### [WRITTEN PROBLEM]
Locate the lines of the listing below that hold "Pohjanmaa", then copy each of them.

### [RECORDS FOR THIS TASK]

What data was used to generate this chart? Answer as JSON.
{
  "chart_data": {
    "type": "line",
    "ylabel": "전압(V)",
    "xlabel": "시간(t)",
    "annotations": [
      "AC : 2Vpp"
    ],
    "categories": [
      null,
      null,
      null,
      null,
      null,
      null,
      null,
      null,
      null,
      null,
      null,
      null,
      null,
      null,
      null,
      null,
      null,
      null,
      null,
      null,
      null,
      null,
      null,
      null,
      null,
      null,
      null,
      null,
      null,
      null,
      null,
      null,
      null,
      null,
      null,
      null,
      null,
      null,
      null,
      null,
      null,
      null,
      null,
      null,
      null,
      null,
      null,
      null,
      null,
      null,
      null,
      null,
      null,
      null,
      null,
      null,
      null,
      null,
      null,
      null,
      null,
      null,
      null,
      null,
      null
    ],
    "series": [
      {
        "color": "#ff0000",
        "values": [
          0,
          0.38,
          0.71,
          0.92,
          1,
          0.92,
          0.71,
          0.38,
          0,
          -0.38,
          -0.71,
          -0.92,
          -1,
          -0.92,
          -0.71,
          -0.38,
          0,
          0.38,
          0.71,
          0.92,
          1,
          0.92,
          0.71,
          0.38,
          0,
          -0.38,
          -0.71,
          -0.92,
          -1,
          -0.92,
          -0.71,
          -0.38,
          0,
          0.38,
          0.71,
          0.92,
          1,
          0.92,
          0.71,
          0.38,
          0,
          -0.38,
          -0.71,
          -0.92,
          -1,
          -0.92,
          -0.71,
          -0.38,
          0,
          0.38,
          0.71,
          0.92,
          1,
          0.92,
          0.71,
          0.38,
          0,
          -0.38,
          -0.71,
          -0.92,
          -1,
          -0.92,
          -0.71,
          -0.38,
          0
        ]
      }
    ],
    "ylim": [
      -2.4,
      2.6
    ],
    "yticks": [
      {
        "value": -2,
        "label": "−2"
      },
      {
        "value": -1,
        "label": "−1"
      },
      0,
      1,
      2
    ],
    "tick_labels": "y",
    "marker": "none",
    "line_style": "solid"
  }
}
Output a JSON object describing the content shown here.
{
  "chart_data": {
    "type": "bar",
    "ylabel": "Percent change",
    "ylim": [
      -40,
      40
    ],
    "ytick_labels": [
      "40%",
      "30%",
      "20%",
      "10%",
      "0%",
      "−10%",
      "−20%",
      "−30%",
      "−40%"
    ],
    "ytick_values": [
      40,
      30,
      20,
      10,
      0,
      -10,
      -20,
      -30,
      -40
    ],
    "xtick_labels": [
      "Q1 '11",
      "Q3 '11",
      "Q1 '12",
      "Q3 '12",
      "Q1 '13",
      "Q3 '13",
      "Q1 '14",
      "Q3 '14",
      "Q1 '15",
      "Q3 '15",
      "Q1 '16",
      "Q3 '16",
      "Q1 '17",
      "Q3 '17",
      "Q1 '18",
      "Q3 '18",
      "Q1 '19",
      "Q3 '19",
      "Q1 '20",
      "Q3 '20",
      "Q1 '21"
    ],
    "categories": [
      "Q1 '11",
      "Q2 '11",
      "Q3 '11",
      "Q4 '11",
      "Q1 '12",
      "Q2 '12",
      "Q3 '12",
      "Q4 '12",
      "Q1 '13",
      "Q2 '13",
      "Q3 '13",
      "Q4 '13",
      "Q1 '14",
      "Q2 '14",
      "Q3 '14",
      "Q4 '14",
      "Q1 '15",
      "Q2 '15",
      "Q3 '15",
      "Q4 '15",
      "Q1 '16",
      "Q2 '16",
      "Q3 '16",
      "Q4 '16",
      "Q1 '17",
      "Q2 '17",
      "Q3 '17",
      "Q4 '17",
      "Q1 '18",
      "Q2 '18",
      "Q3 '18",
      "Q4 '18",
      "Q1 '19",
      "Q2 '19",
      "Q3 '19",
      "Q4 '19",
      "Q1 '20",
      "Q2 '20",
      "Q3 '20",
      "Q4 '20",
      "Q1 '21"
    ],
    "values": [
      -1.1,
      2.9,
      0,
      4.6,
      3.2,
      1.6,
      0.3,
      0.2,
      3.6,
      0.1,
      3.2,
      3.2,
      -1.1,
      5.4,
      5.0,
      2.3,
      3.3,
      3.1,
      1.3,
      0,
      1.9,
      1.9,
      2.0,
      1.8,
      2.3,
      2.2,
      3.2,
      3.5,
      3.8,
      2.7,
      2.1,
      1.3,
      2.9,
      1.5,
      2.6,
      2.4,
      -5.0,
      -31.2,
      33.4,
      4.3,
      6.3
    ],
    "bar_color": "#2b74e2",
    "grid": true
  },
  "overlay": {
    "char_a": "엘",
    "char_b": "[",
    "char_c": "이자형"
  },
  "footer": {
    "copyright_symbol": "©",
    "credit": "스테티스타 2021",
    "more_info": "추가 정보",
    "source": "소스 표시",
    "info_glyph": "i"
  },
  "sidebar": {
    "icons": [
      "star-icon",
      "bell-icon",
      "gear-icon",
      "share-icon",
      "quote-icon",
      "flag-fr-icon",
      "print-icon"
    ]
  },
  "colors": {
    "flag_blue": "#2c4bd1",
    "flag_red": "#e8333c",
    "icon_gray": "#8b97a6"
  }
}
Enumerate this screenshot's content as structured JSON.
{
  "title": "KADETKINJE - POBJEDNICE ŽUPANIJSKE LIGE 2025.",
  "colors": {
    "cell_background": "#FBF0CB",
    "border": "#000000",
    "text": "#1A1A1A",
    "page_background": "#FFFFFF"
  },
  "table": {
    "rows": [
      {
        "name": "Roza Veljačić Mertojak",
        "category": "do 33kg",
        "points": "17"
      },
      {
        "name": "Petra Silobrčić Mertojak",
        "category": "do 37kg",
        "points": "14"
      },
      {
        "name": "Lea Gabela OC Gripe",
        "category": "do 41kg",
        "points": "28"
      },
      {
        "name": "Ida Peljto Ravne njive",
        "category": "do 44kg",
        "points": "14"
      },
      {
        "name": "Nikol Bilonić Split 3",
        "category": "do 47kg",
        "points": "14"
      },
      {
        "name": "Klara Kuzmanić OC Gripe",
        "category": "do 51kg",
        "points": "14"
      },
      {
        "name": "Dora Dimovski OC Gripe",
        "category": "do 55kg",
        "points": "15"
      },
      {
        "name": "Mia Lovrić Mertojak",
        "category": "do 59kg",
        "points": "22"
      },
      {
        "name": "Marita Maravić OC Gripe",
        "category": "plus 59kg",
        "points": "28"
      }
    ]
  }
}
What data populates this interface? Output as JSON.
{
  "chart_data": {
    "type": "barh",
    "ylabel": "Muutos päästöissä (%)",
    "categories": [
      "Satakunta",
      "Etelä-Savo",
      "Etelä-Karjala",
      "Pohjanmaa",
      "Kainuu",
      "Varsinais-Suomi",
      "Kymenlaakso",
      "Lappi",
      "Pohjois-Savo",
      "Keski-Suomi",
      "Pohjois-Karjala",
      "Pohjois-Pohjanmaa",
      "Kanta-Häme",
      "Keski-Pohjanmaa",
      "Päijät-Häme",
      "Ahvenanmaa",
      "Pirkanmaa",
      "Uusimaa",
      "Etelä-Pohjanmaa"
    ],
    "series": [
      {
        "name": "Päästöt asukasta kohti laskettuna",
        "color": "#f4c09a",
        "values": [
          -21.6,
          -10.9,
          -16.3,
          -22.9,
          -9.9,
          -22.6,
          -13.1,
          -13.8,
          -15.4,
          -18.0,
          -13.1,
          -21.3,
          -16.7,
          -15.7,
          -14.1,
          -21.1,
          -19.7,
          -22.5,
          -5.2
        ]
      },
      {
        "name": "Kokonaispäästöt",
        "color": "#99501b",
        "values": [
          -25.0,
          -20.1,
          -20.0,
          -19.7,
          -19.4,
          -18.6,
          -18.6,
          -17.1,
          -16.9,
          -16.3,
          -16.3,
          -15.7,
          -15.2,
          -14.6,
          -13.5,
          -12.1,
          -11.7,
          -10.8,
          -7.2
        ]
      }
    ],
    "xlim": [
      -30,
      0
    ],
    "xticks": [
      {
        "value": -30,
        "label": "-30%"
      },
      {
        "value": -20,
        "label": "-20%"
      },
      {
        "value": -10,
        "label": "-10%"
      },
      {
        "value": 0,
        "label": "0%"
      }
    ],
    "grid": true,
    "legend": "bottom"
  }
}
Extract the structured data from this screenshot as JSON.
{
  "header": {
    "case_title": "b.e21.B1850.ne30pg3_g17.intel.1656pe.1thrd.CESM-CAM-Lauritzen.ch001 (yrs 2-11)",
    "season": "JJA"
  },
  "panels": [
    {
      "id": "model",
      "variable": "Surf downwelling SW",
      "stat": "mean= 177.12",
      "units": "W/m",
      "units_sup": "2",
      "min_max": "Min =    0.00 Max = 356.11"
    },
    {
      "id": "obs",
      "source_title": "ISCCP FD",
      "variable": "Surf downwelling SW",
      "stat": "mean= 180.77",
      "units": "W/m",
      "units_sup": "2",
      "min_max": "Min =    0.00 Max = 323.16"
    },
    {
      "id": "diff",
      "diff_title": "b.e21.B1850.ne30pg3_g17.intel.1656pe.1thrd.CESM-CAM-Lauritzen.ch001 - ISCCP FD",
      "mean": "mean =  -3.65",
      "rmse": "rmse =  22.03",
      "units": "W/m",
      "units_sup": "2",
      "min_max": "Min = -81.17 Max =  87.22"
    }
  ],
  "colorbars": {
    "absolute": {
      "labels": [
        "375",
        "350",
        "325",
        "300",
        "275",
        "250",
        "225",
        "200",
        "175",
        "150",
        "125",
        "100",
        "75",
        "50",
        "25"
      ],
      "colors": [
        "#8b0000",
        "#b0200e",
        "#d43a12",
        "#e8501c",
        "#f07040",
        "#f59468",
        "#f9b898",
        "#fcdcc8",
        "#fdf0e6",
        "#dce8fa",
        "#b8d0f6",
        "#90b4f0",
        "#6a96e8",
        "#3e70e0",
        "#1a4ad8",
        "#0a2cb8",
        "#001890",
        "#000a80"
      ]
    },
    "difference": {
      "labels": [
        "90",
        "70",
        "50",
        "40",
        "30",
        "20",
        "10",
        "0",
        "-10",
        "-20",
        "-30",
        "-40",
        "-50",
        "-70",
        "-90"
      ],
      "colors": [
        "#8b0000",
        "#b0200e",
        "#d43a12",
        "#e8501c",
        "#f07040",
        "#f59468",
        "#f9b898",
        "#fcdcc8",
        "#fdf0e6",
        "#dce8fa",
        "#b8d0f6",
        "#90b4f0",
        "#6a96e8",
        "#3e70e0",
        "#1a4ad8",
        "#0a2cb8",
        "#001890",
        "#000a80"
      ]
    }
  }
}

### [RESULT OF THIS TASK]
      "Pohjanmaa",
      "Pohjois-Pohjanmaa",
      "Keski-Pohjanmaa",
      "Etelä-Pohjanmaa"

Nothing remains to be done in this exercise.